• Records:
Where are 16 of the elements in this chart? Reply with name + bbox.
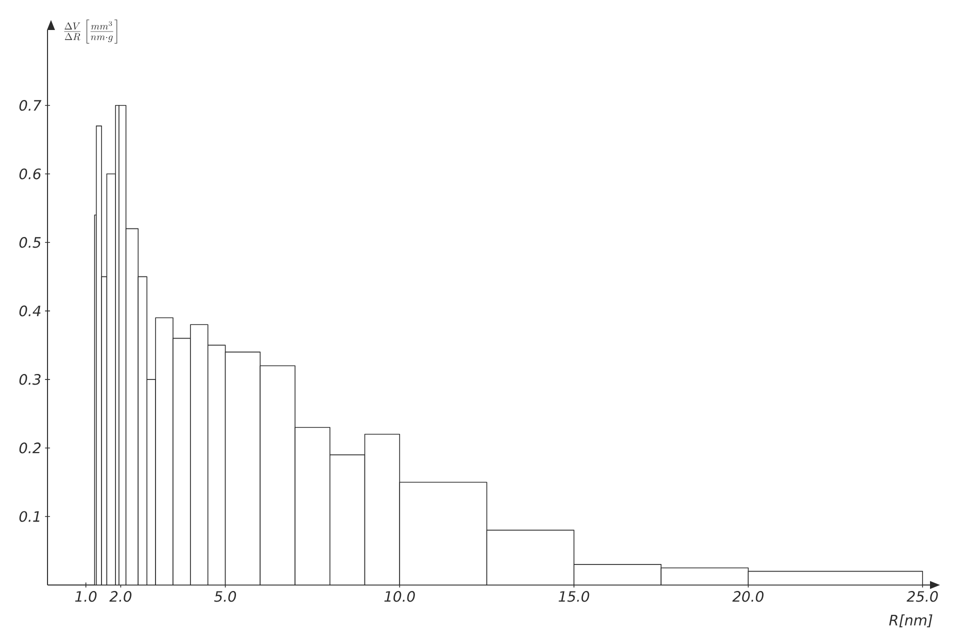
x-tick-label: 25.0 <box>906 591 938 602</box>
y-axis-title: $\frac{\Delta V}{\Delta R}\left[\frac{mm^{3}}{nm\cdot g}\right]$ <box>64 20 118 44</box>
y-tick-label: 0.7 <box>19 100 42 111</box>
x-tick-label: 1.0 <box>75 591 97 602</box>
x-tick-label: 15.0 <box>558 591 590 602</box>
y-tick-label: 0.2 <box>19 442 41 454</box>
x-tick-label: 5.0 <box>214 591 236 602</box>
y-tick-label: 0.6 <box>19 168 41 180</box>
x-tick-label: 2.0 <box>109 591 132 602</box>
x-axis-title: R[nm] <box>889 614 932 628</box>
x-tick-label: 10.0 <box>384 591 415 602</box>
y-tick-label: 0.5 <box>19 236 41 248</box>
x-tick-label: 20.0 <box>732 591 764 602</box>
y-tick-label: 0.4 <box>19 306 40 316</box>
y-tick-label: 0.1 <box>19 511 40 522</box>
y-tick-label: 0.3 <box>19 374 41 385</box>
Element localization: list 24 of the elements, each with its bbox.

• What is being asked: Render every line of the items above as a Markdown table with the columns "No." and "Text", numbering the rows and omitting blank lines and pictures.

• Response to this task:
| No. | Text |
|---|---|
| 1 | Where are 16 of the elements in this chart? Reply with name + bbox. |
| 2 | x-tick-label: 25.0 <box>906 591 938 602</box> |
| 3 | y-axis-title: $\frac{\Delta V}{\Delta R}\left[\frac{mm^{3}}{nm\cdot g}\right]$ <box>64 20 118 44</box> |
| 4 | y-tick-label: 0.7 <box>19 100 42 111</box> |
| 5 | x-tick-label: 1.0 <box>75 591 97 602</box> |
| 6 | x-tick-label: 15.0 <box>558 591 590 602</box> |
| 7 | y-tick-label: 0.2 <box>19 442 41 454</box> |
| 8 | x-tick-label: 5.0 <box>214 591 236 602</box> |
| 9 | y-tick-label: 0.6 <box>19 168 41 180</box> |
| 10 | x-tick-label: 2.0 <box>109 591 132 602</box> |
| 11 | x-axis-title: R[nm] <box>889 614 932 628</box> |
| 12 | x-tick-label: 10.0 <box>384 591 415 602</box> |
| 13 | y-tick-label: 0.5 <box>19 236 41 248</box> |
| 14 | x-tick-label: 20.0 <box>732 591 764 602</box> |
| 15 | y-tick-label: 0.4 <box>19 306 40 316</box> |
| 16 | y-tick-label: 0.1 <box>19 511 40 522</box> |
| 17 | y-tick-label: 0.3 <box>19 374 41 385</box> |
| 18 | Element localization: list 24 of the elements, each with its bbox. |